*Dataset records*

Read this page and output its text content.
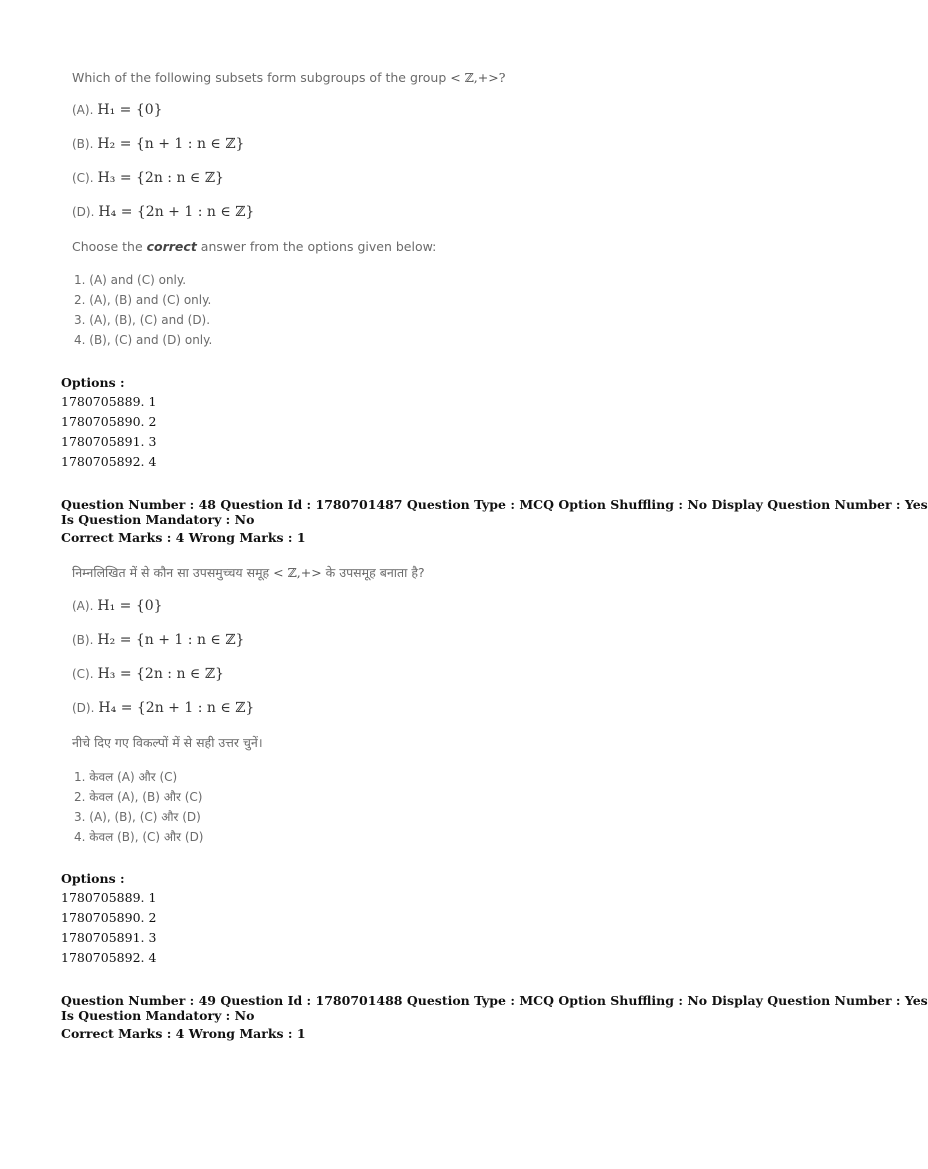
Which of the following subsets form subgroups of the group < ℤ,+>?
(A). H₁ = {0}
(B). H₂ = {n + 1 : n ∈ ℤ}
(C). H₃ = {2n : n ∈ ℤ}
(D). H₄ = {2n + 1 : n ∈ ℤ}
Choose the correct answer from the options given below:
1. (A) and (C) only.
2. (A), (B) and (C) only.
3. (A), (B), (C) and (D).
4. (B), (C) and (D) only.
Options :
1780705889. 1
1780705890. 2
1780705891. 3
1780705892. 4
Question Number : 48 Question Id : 1780701487 Question Type : MCQ Option Shuffling : No Display Question Number : Yes
Is Question Mandatory : No
Correct Marks : 4 Wrong Marks : 1
निम्नलिखित में से कौन सा उपसमुच्चय समूह < ℤ,+> के उपसमूह बनाता है?
(A). H₁ = {0}
(B). H₂ = {n + 1 : n ∈ ℤ}
(C). H₃ = {2n : n ∈ ℤ}
(D). H₄ = {2n + 1 : n ∈ ℤ}
नीचे दिए गए विकल्पों में से सही उत्तर चुनें।
1. केवल (A) और (C)
2. केवल (A), (B) और (C)
3. (A), (B), (C) और (D)
4. केवल (B), (C) और (D)
Options :
1780705889. 1
1780705890. 2
1780705891. 3
1780705892. 4
Question Number : 49 Question Id : 1780701488 Question Type : MCQ Option Shuffling : No Display Question Number : Yes
Is Question Mandatory : No
Correct Marks : 4 Wrong Marks : 1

*Task requirements*
Scan the material above. Copy each line where "Question" occurs.

*In response*
Question Number : 48 Question Id : 1780701487 Question Type : MCQ Option Shuffling : No Display Question Number : Yes
Is Question Mandatory : No
Question Number : 49 Question Id : 1780701488 Question Type : MCQ Option Shuffling : No Display Question Number : Yes
Is Question Mandatory : No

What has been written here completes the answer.